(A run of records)

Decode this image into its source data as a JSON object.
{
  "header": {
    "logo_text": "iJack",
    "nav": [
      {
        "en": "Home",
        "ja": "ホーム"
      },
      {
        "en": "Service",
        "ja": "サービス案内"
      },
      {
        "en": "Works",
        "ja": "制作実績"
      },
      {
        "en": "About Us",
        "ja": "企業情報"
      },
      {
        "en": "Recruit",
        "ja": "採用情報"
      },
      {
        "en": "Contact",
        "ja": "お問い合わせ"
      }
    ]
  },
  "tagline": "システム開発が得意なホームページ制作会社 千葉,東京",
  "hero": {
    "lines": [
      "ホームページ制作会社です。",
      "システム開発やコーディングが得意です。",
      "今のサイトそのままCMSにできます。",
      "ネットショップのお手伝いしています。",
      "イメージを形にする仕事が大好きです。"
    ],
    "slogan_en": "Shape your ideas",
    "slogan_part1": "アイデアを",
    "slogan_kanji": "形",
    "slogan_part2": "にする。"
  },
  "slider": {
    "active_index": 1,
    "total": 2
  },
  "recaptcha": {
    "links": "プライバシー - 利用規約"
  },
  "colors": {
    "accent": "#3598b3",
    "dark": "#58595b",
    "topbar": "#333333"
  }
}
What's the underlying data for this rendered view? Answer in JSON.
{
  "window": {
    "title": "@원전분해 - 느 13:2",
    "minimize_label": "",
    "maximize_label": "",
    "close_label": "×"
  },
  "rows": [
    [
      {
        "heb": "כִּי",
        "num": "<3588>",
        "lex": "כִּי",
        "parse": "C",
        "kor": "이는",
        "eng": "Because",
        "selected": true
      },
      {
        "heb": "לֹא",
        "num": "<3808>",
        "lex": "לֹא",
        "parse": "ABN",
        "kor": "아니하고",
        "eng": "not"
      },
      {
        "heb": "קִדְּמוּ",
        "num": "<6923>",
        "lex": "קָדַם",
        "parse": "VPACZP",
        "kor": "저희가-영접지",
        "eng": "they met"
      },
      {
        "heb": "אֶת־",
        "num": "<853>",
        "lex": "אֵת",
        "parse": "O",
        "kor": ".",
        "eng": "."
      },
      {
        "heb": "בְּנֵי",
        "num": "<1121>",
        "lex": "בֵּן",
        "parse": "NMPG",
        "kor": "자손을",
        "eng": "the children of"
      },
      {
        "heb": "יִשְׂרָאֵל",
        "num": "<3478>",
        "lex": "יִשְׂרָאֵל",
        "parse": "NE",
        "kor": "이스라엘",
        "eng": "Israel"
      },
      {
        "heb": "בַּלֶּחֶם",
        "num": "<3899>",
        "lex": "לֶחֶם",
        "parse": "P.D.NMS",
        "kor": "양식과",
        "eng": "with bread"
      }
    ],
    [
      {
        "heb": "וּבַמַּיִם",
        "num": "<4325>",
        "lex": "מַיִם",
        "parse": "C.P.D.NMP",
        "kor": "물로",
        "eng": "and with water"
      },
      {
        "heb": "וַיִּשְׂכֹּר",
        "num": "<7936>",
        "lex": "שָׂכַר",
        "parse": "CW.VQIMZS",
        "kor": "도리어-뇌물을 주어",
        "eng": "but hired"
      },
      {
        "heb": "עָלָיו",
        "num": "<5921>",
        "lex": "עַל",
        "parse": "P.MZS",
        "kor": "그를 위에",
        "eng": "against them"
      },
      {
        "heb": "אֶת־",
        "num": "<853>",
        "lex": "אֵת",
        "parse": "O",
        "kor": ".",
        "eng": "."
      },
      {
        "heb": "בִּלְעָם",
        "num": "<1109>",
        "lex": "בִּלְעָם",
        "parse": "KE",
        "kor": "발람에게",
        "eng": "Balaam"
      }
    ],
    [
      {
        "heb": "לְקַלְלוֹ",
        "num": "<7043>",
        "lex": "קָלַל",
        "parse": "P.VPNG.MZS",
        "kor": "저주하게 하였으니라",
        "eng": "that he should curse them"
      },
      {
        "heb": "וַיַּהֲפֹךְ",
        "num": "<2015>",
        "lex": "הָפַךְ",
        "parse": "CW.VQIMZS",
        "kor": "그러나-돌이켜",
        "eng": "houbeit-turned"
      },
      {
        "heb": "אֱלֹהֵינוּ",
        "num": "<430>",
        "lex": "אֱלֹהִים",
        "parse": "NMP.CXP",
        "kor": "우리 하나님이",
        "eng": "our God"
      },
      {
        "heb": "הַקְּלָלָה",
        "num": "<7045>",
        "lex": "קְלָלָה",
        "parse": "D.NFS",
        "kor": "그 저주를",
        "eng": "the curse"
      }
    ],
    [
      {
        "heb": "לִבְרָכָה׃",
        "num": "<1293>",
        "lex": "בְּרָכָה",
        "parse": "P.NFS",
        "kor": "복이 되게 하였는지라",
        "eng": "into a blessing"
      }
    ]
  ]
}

### Exercise brief
Show the lines of the records that contain the word "JSON".

### Written response
Decode this image into its source data as a JSON object.
What's the underlying data for this rendered view? Answer in JSON.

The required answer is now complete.